* begin DATA SUPPLIED *
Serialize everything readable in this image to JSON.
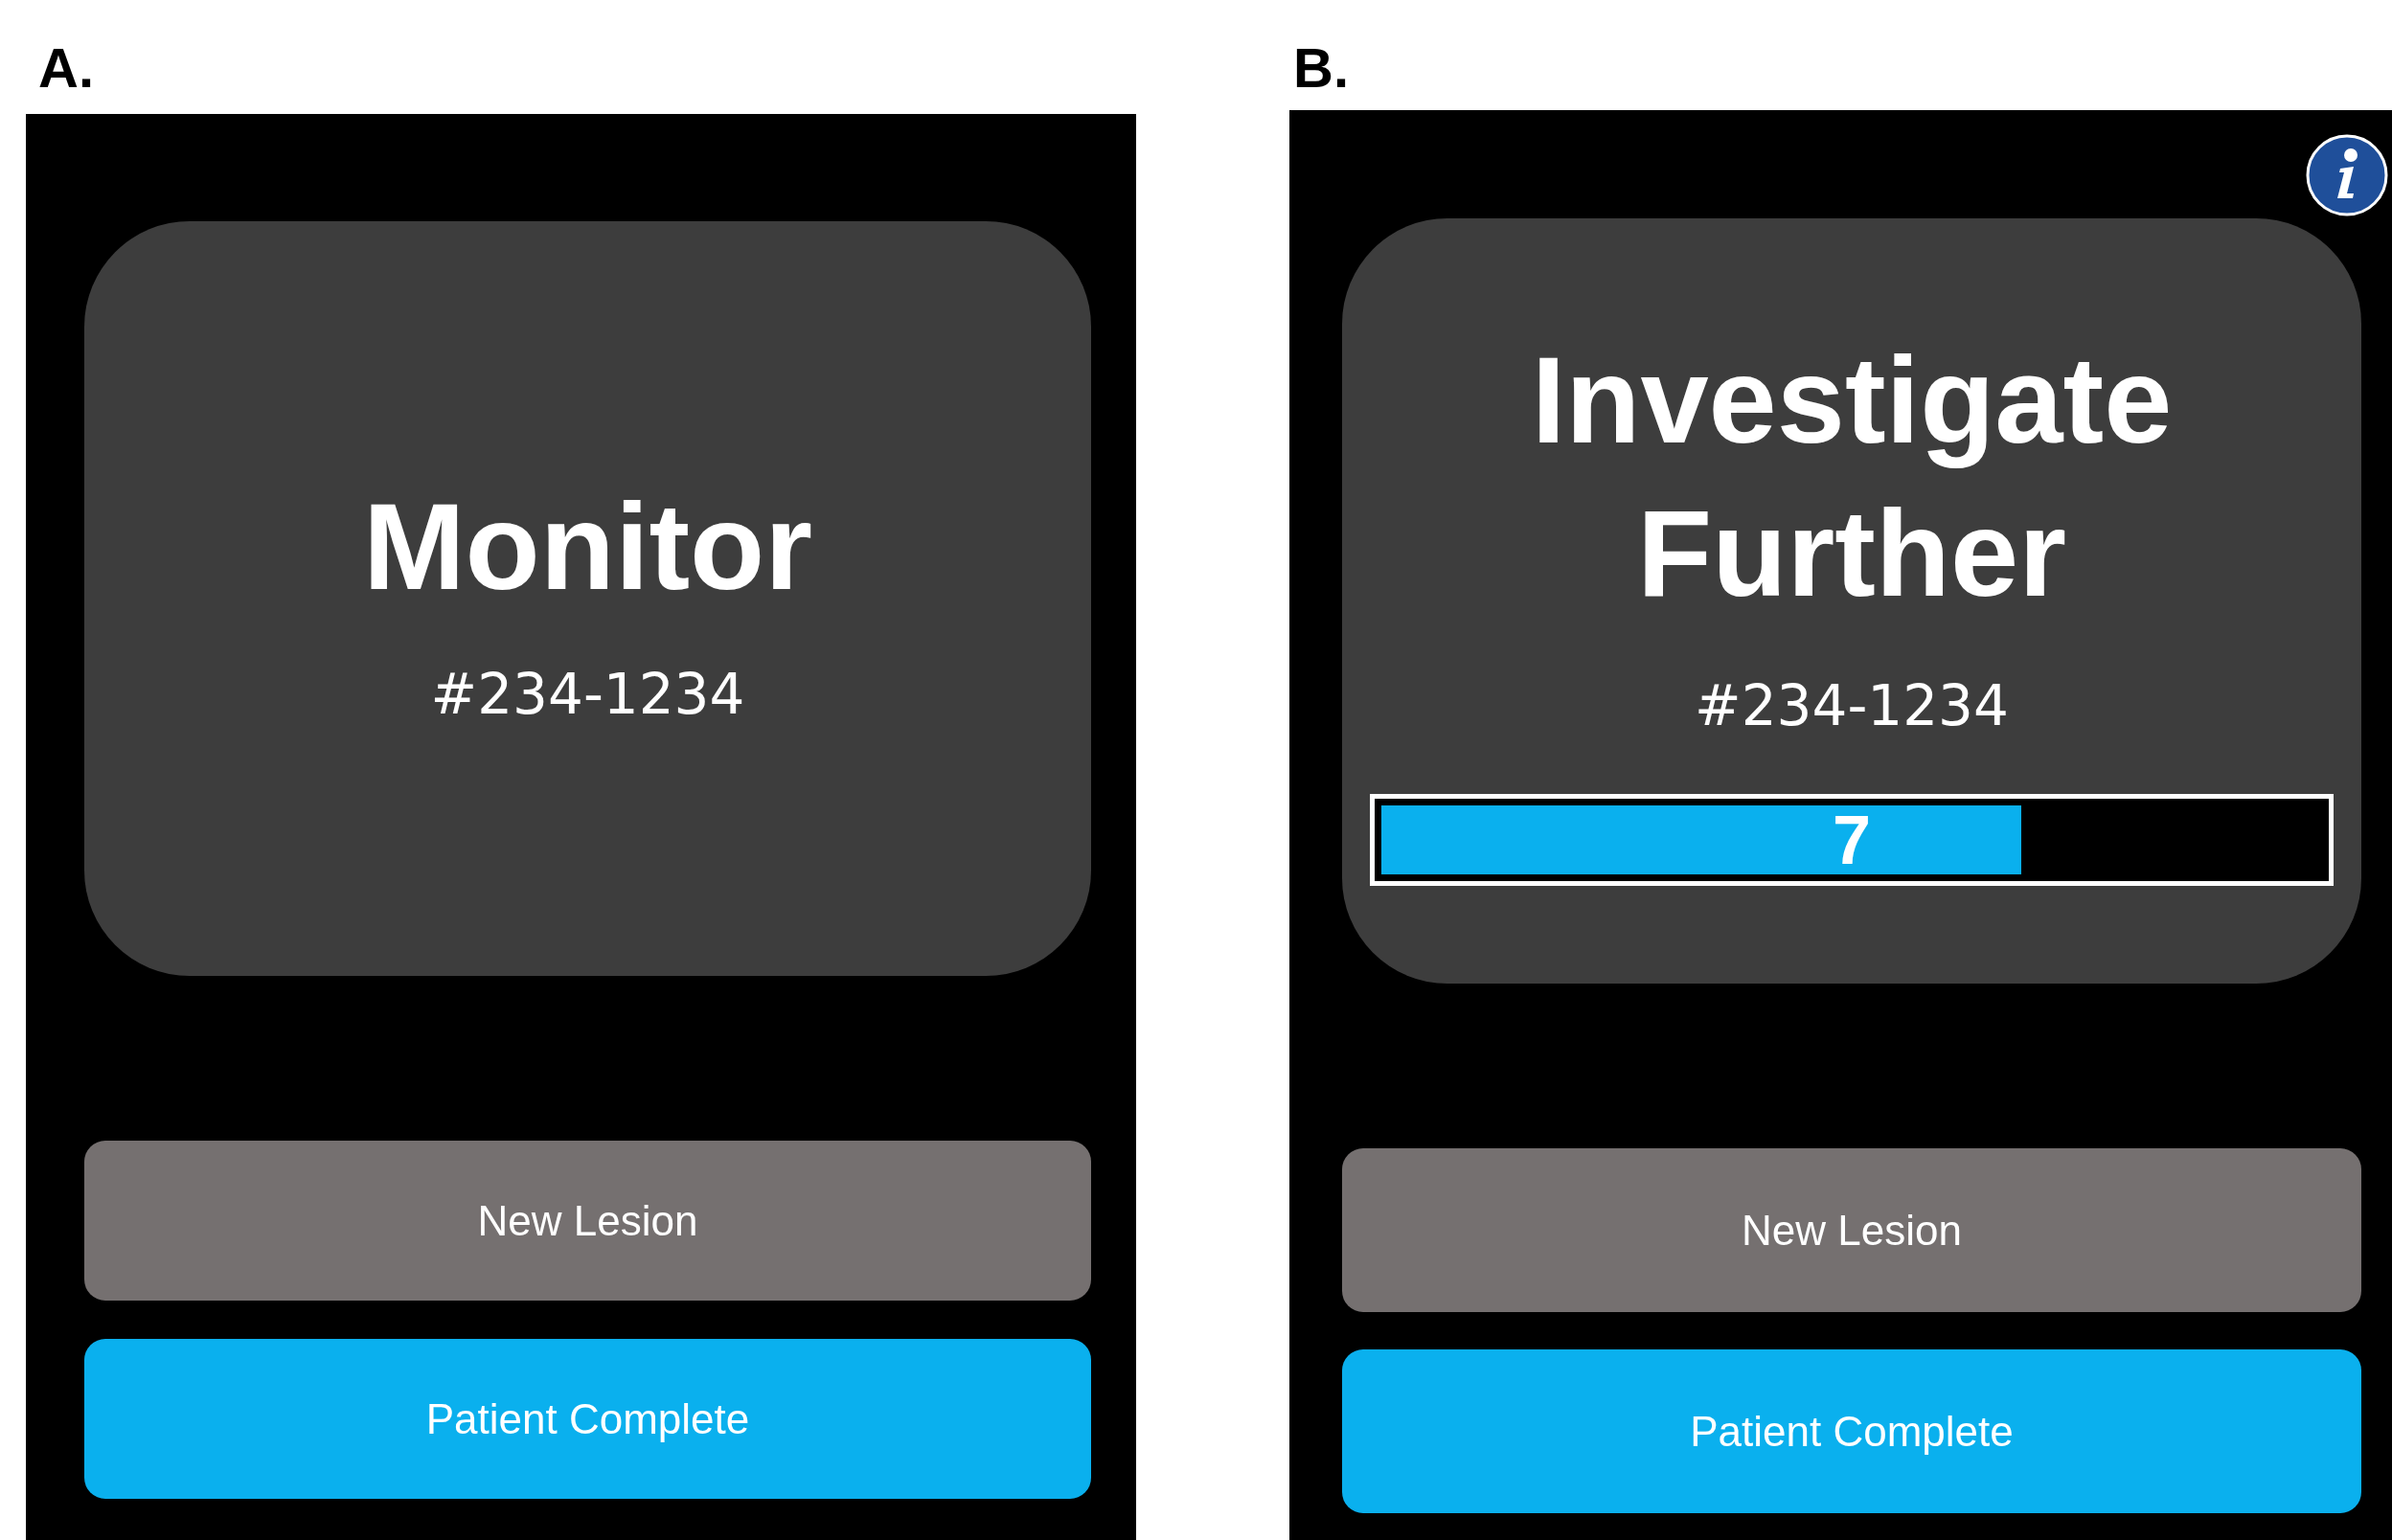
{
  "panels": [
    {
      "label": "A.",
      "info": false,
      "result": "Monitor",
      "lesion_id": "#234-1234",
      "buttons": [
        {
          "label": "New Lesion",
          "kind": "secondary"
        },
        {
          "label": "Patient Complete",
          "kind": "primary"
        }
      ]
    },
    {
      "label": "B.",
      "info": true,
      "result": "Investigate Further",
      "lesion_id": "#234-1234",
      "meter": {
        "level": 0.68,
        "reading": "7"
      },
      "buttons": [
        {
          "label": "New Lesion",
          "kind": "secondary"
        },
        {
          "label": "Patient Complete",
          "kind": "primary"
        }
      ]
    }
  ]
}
* end DATA SUPPLIED *
◆ DESCRIPTION OF THE TASK ◆
The records above are to be reproduced exactly; the pictures are to be left out.

◆ OUTPUT FOR THIS TASK ◆
Serialize everything readable in this image to JSON.
{
  "panels": [
    {
      "label": "A.",
      "info": false,
      "result": "Monitor",
      "lesion_id": "#234-1234",
      "buttons": [
        {
          "label": "New Lesion",
          "kind": "secondary"
        },
        {
          "label": "Patient Complete",
          "kind": "primary"
        }
      ]
    },
    {
      "label": "B.",
      "info": true,
      "result": "Investigate Further",
      "lesion_id": "#234-1234",
      "meter": {
        "level": 0.68,
        "reading": "7"
      },
      "buttons": [
        {
          "label": "New Lesion",
          "kind": "secondary"
        },
        {
          "label": "Patient Complete",
          "kind": "primary"
        }
      ]
    }
  ]
}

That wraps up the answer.